# What is expected:
Write the listing below out again exactly, dropping the images.
--
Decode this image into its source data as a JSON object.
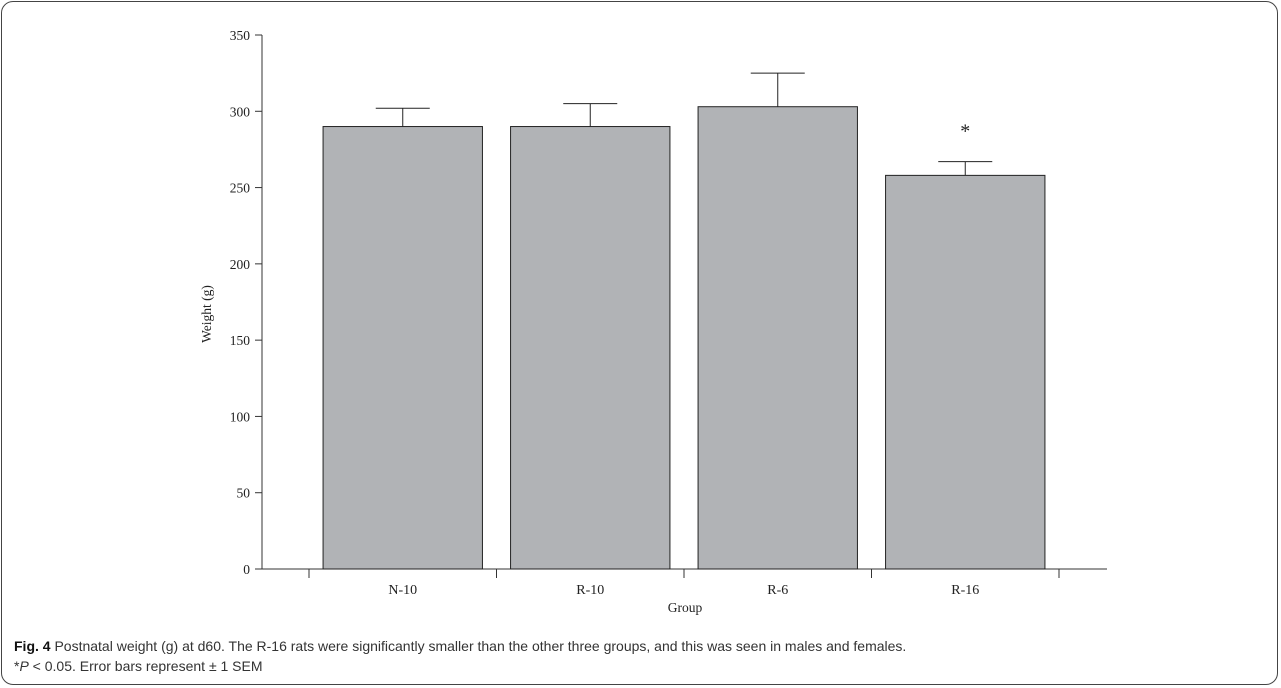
{
  "chart_data": {
    "type": "bar",
    "categories": [
      "N-10",
      "R-10",
      "R-6",
      "R-16"
    ],
    "series": [
      {
        "values": [
          290,
          290,
          303,
          258
        ],
        "errors": [
          12,
          15,
          22,
          9
        ]
      }
    ],
    "xlabel": "Group",
    "ylabel": "Weight (g)",
    "ylim": [
      0,
      350
    ],
    "yticks": [
      "0",
      "50",
      "100",
      "150",
      "200",
      "250",
      "300",
      "350"
    ],
    "annotations": [
      {
        "category": "R-16",
        "text": "*"
      }
    ],
    "bar_color": "#b1b3b6",
    "grid": false,
    "legend": "none"
  },
  "caption": {
    "figure_label": "Fig. 4",
    "line1": " Postnatal weight (g) at d60. The R-16 rats were significantly smaller than the other three groups, and this was seen in males and females.",
    "line2_prefix": "*",
    "line2_italic": "P",
    "line2_rest": " < 0.05. Error bars represent ± 1 SEM"
  }
}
--
# Reply to the task:
Decode this image into its source data as a JSON object.
{
  "chart_data": {
    "type": "bar",
    "categories": [
      "N-10",
      "R-10",
      "R-6",
      "R-16"
    ],
    "series": [
      {
        "values": [
          290,
          290,
          303,
          258
        ],
        "errors": [
          12,
          15,
          22,
          9
        ]
      }
    ],
    "xlabel": "Group",
    "ylabel": "Weight (g)",
    "ylim": [
      0,
      350
    ],
    "yticks": [
      "0",
      "50",
      "100",
      "150",
      "200",
      "250",
      "300",
      "350"
    ],
    "annotations": [
      {
        "category": "R-16",
        "text": "*"
      }
    ],
    "bar_color": "#b1b3b6",
    "grid": false,
    "legend": "none"
  },
  "caption": {
    "figure_label": "Fig. 4",
    "line1": " Postnatal weight (g) at d60. The R-16 rats were significantly smaller than the other three groups, and this was seen in males and females.",
    "line2_prefix": "*",
    "line2_italic": "P",
    "line2_rest": " < 0.05. Error bars represent ± 1 SEM"
  }
}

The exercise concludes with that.